▶ [What is expected]:
Images excluded, repeat each entry below exactly.

== Input

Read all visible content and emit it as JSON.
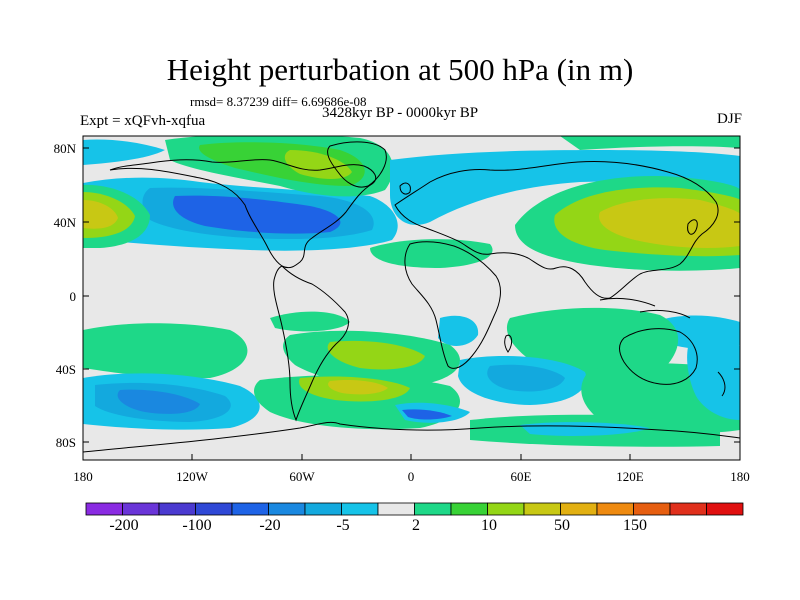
{
  "title": "Height perturbation at 500 hPa (in m)",
  "stats": "rmsd= 8.37239 diff= 6.69686e-08",
  "experiment": "Expt = xQFvh-xqfua",
  "period": "3428kyr BP - 0000kyr BP",
  "season": "DJF",
  "map": {
    "lat_ticks": [
      "80N",
      "40N",
      "0",
      "40S",
      "80S"
    ],
    "lon_ticks": [
      "180",
      "120W",
      "60W",
      "0",
      "60E",
      "120E",
      "180"
    ],
    "ocean_color": "#e8e8e8",
    "coastline_color": "#000000"
  },
  "colorbar": {
    "colors": [
      "#8a2be2",
      "#6a35d8",
      "#4b3ad0",
      "#2f48d6",
      "#1e63e6",
      "#1a88e0",
      "#13a9de",
      "#16c3e8",
      "#e8e8e8",
      "#1ed888",
      "#38d236",
      "#94d616",
      "#c8c814",
      "#e2b012",
      "#ee8a10",
      "#e65e10",
      "#e0301c",
      "#e01010"
    ],
    "labels": [
      "-200",
      "-100",
      "-20",
      "-5",
      "2",
      "10",
      "50",
      "150"
    ]
  }
}
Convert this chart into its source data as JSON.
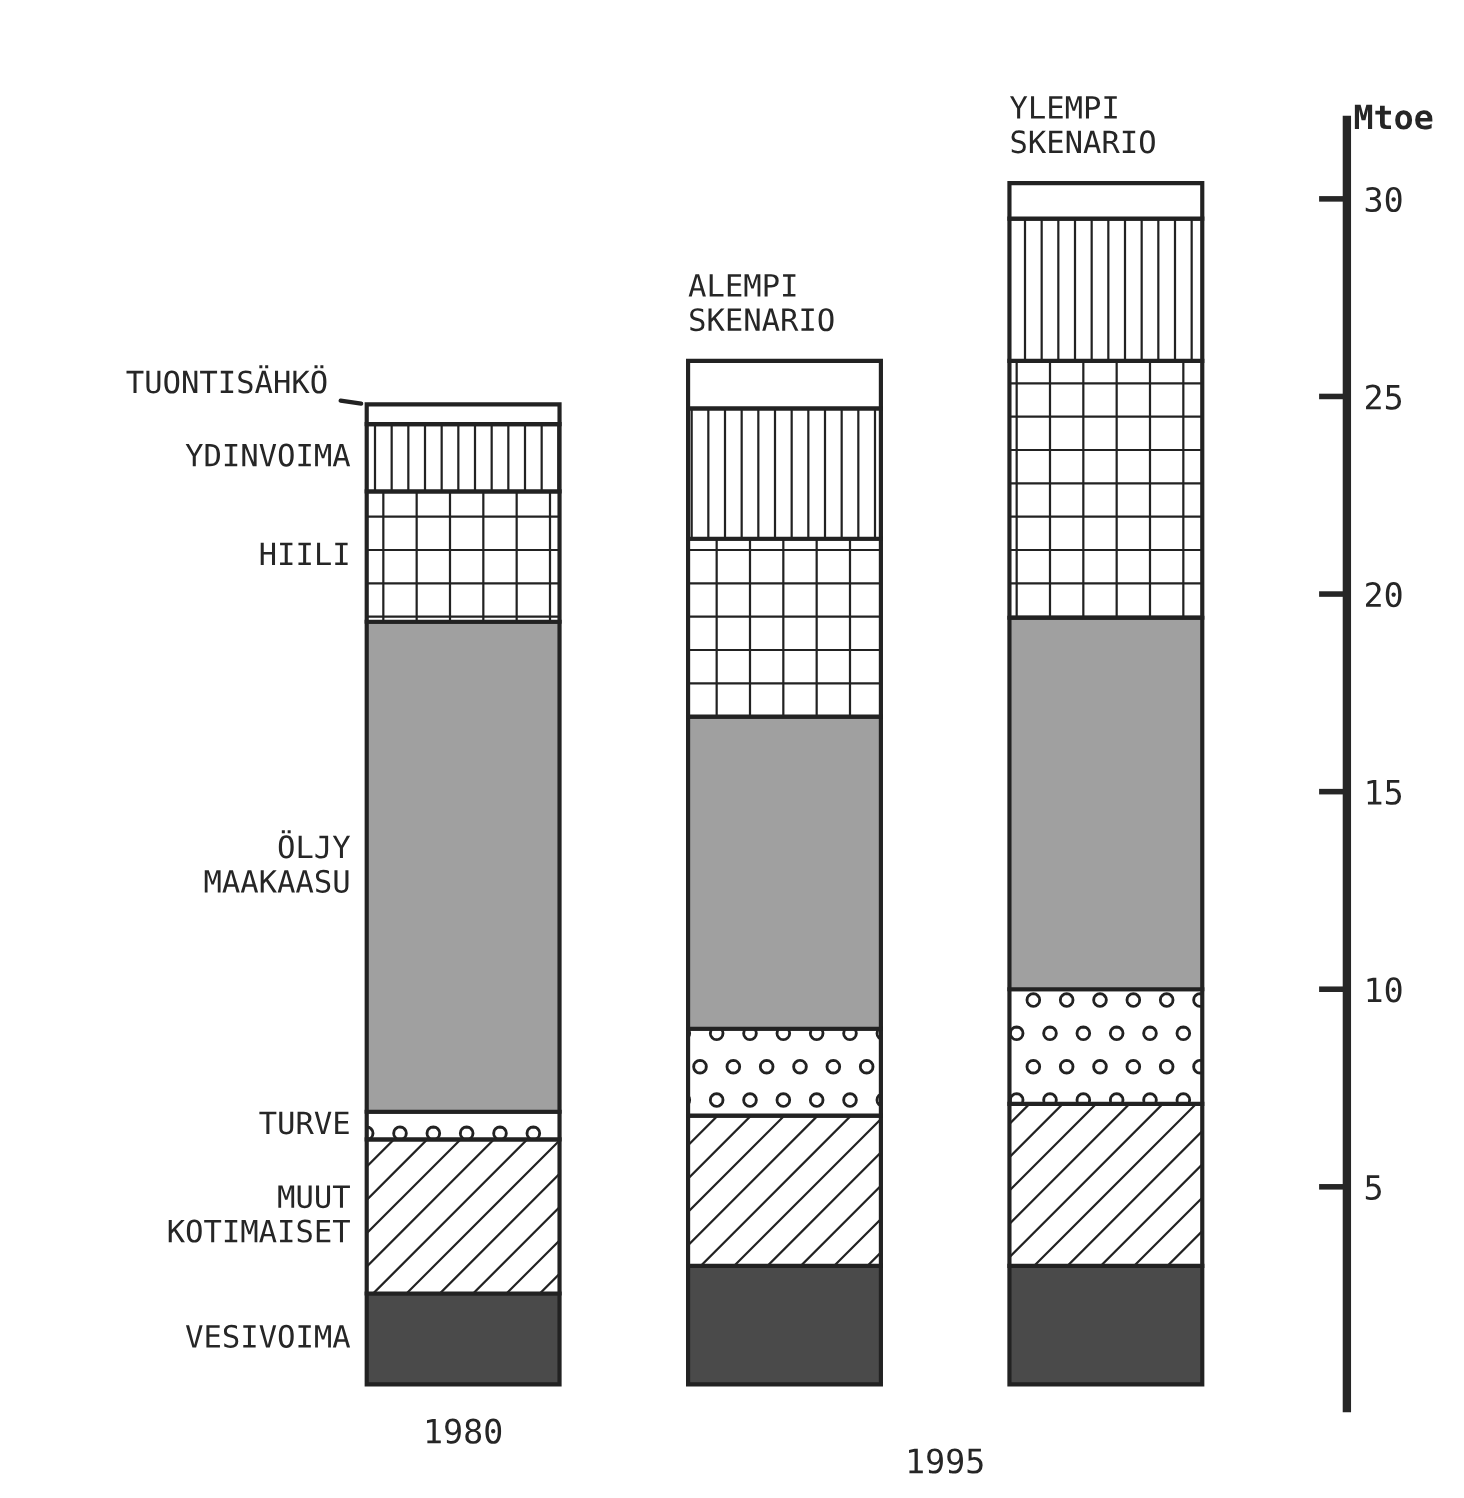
{
  "chart_data": {
    "type": "bar",
    "stacked": true,
    "categories": [
      "1980",
      null,
      null
    ],
    "ylabel": "Mtoe",
    "ylim": [
      -0.6,
      32
    ],
    "yticks": [
      5,
      10,
      15,
      20,
      25,
      30
    ],
    "grid": false,
    "legend": false,
    "annotations": [
      "ALEMPI\nSKENARIO",
      "YLEMPI\nSKENARIO",
      "1995"
    ],
    "series": [
      {
        "name": "VESIVOIMA",
        "color": "#4a4a4a",
        "values": [
          2.3,
          3.0,
          3.0
        ]
      },
      {
        "name": "MUUT\nKOTIMAISET",
        "color": "#ffffff",
        "values": [
          3.9,
          3.8,
          4.1
        ]
      },
      {
        "name": "TURVE",
        "color": "#ffffff",
        "values": [
          0.7,
          2.2,
          2.9
        ]
      },
      {
        "name": "ÖLJY\nMAAKAASU",
        "color": "#a0a0a0",
        "values": [
          12.4,
          7.9,
          9.4
        ]
      },
      {
        "name": "HIILI",
        "color": "#ffffff",
        "values": [
          3.3,
          4.5,
          6.5
        ]
      },
      {
        "name": "YDINVOIMA",
        "color": "#ffffff",
        "values": [
          1.7,
          3.3,
          3.6
        ]
      },
      {
        "name": "TUONTISÄHKÖ",
        "color": "#ffffff",
        "values": [
          0.5,
          1.2,
          0.9
        ]
      }
    ]
  }
}
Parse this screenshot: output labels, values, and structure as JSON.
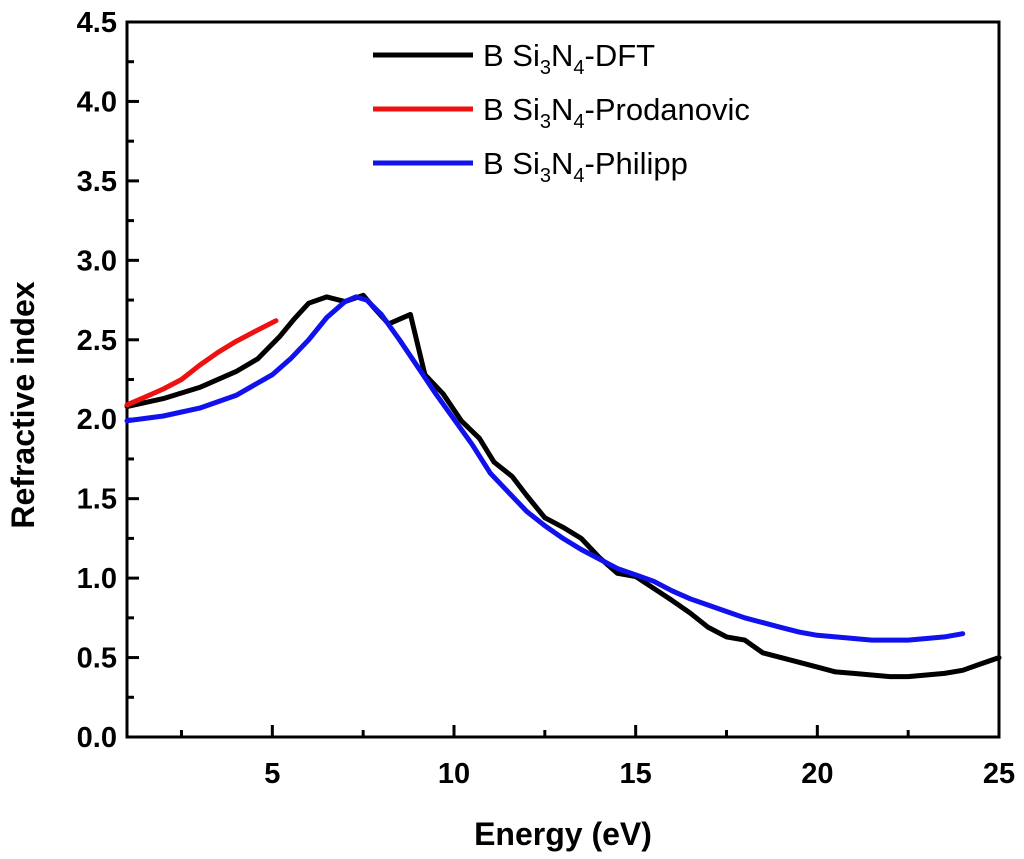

====

▶ [Full answer]:
Read all visible content and emit it as JSON.
{
  "title": "Height perturbation at 500 hPa (in m)",
  "stats": "rmsd= 8.37239 diff= 6.69686e-08",
  "experiment": "Expt = xQFvh-xqfua",
  "period": "3428kyr BP - 0000kyr BP",
  "season": "DJF",
  "map": {
    "lat_ticks": [
      "80N",
      "40N",
      "0",
      "40S",
      "80S"
    ],
    "lon_ticks": [
      "180",
      "120W",
      "60W",
      "0",
      "60E",
      "120E",
      "180"
    ],
    "ocean_color": "#e8e8e8",
    "coastline_color": "#000000"
  },
  "colorbar": {
    "colors": [
      "#8a2be2",
      "#6a35d8",
      "#4b3ad0",
      "#2f48d6",
      "#1e63e6",
      "#1a88e0",
      "#13a9de",
      "#16c3e8",
      "#e8e8e8",
      "#1ed888",
      "#38d236",
      "#94d616",
      "#c8c814",
      "#e2b012",
      "#ee8a10",
      "#e65e10",
      "#e0301c",
      "#e01010"
    ],
    "labels": [
      "-200",
      "-100",
      "-20",
      "-5",
      "2",
      "10",
      "50",
      "150"
    ]
  }
}
Convert this chart into its source data as JSON.
{
  "chart_data": {
    "type": "bar",
    "stacked": true,
    "categories": [
      "1980",
      null,
      null
    ],
    "ylabel": "Mtoe",
    "ylim": [
      -0.6,
      32
    ],
    "yticks": [
      5,
      10,
      15,
      20,
      25,
      30
    ],
    "grid": false,
    "legend": false,
    "annotations": [
      "ALEMPI\nSKENARIO",
      "YLEMPI\nSKENARIO",
      "1995"
    ],
    "series": [
      {
        "name": "VESIVOIMA",
        "color": "#4a4a4a",
        "values": [
          2.3,
          3.0,
          3.0
        ]
      },
      {
        "name": "MUUT\nKOTIMAISET",
        "color": "#ffffff",
        "values": [
          3.9,
          3.8,
          4.1
        ]
      },
      {
        "name": "TURVE",
        "color": "#ffffff",
        "values": [
          0.7,
          2.2,
          2.9
        ]
      },
      {
        "name": "ÖLJY\nMAAKAASU",
        "color": "#a0a0a0",
        "values": [
          12.4,
          7.9,
          9.4
        ]
      },
      {
        "name": "HIILI",
        "color": "#ffffff",
        "values": [
          3.3,
          4.5,
          6.5
        ]
      },
      {
        "name": "YDINVOIMA",
        "color": "#ffffff",
        "values": [
          1.7,
          3.3,
          3.6
        ]
      },
      {
        "name": "TUONTISÄHKÖ",
        "color": "#ffffff",
        "values": [
          0.5,
          1.2,
          0.9
        ]
      }
    ]
  }
}
Parse this screenshot: output labels, values, and structure as JSON.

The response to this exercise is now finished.